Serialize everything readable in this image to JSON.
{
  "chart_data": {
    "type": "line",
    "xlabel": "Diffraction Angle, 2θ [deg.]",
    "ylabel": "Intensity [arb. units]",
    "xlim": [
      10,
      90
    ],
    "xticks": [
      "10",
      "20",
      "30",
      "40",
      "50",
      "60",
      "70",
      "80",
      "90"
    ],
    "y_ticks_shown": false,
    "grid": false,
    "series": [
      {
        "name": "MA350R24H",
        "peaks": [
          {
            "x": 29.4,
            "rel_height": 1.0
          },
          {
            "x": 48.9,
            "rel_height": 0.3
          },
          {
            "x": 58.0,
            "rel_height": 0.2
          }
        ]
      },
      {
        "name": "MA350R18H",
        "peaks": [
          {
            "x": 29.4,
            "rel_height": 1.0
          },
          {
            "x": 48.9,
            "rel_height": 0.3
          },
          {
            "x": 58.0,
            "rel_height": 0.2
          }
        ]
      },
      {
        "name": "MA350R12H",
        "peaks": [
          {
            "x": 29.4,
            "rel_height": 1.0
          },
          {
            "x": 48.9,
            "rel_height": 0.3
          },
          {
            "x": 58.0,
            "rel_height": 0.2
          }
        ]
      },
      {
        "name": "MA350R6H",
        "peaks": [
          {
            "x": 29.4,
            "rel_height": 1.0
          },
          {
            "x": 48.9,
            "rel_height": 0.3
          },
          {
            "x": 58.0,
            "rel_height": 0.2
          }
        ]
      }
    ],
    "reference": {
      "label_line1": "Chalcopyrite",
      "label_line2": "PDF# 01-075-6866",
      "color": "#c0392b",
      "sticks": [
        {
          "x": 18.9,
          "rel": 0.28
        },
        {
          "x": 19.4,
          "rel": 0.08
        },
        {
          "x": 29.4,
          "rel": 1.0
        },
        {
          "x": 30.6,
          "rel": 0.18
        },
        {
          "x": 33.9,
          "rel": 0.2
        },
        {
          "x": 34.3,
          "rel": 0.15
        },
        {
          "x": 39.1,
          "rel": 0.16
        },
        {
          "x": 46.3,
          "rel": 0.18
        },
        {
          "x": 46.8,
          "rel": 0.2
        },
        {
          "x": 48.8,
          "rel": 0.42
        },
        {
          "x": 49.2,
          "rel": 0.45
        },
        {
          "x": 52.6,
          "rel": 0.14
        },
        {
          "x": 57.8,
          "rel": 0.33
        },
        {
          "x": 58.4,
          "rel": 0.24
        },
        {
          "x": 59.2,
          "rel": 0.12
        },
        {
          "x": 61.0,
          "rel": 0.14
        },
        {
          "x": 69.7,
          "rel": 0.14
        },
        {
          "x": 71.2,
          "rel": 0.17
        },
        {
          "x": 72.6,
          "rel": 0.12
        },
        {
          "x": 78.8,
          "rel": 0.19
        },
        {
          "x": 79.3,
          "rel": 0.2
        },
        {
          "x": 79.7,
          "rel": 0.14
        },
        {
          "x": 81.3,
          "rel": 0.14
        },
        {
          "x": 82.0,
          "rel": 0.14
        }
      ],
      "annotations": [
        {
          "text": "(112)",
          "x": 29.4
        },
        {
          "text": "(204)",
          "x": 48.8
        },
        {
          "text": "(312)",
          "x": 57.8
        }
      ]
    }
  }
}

** Written exercise **
Copy the entries above exactly, leaving none out.

** Full response **
Serialize everything readable in this image to JSON.
{
  "chart_data": {
    "type": "line",
    "xlabel": "Diffraction Angle, 2θ [deg.]",
    "ylabel": "Intensity [arb. units]",
    "xlim": [
      10,
      90
    ],
    "xticks": [
      "10",
      "20",
      "30",
      "40",
      "50",
      "60",
      "70",
      "80",
      "90"
    ],
    "y_ticks_shown": false,
    "grid": false,
    "series": [
      {
        "name": "MA350R24H",
        "peaks": [
          {
            "x": 29.4,
            "rel_height": 1.0
          },
          {
            "x": 48.9,
            "rel_height": 0.3
          },
          {
            "x": 58.0,
            "rel_height": 0.2
          }
        ]
      },
      {
        "name": "MA350R18H",
        "peaks": [
          {
            "x": 29.4,
            "rel_height": 1.0
          },
          {
            "x": 48.9,
            "rel_height": 0.3
          },
          {
            "x": 58.0,
            "rel_height": 0.2
          }
        ]
      },
      {
        "name": "MA350R12H",
        "peaks": [
          {
            "x": 29.4,
            "rel_height": 1.0
          },
          {
            "x": 48.9,
            "rel_height": 0.3
          },
          {
            "x": 58.0,
            "rel_height": 0.2
          }
        ]
      },
      {
        "name": "MA350R6H",
        "peaks": [
          {
            "x": 29.4,
            "rel_height": 1.0
          },
          {
            "x": 48.9,
            "rel_height": 0.3
          },
          {
            "x": 58.0,
            "rel_height": 0.2
          }
        ]
      }
    ],
    "reference": {
      "label_line1": "Chalcopyrite",
      "label_line2": "PDF# 01-075-6866",
      "color": "#c0392b",
      "sticks": [
        {
          "x": 18.9,
          "rel": 0.28
        },
        {
          "x": 19.4,
          "rel": 0.08
        },
        {
          "x": 29.4,
          "rel": 1.0
        },
        {
          "x": 30.6,
          "rel": 0.18
        },
        {
          "x": 33.9,
          "rel": 0.2
        },
        {
          "x": 34.3,
          "rel": 0.15
        },
        {
          "x": 39.1,
          "rel": 0.16
        },
        {
          "x": 46.3,
          "rel": 0.18
        },
        {
          "x": 46.8,
          "rel": 0.2
        },
        {
          "x": 48.8,
          "rel": 0.42
        },
        {
          "x": 49.2,
          "rel": 0.45
        },
        {
          "x": 52.6,
          "rel": 0.14
        },
        {
          "x": 57.8,
          "rel": 0.33
        },
        {
          "x": 58.4,
          "rel": 0.24
        },
        {
          "x": 59.2,
          "rel": 0.12
        },
        {
          "x": 61.0,
          "rel": 0.14
        },
        {
          "x": 69.7,
          "rel": 0.14
        },
        {
          "x": 71.2,
          "rel": 0.17
        },
        {
          "x": 72.6,
          "rel": 0.12
        },
        {
          "x": 78.8,
          "rel": 0.19
        },
        {
          "x": 79.3,
          "rel": 0.2
        },
        {
          "x": 79.7,
          "rel": 0.14
        },
        {
          "x": 81.3,
          "rel": 0.14
        },
        {
          "x": 82.0,
          "rel": 0.14
        }
      ],
      "annotations": [
        {
          "text": "(112)",
          "x": 29.4
        },
        {
          "text": "(204)",
          "x": 48.8
        },
        {
          "text": "(312)",
          "x": 57.8
        }
      ]
    }
  }
}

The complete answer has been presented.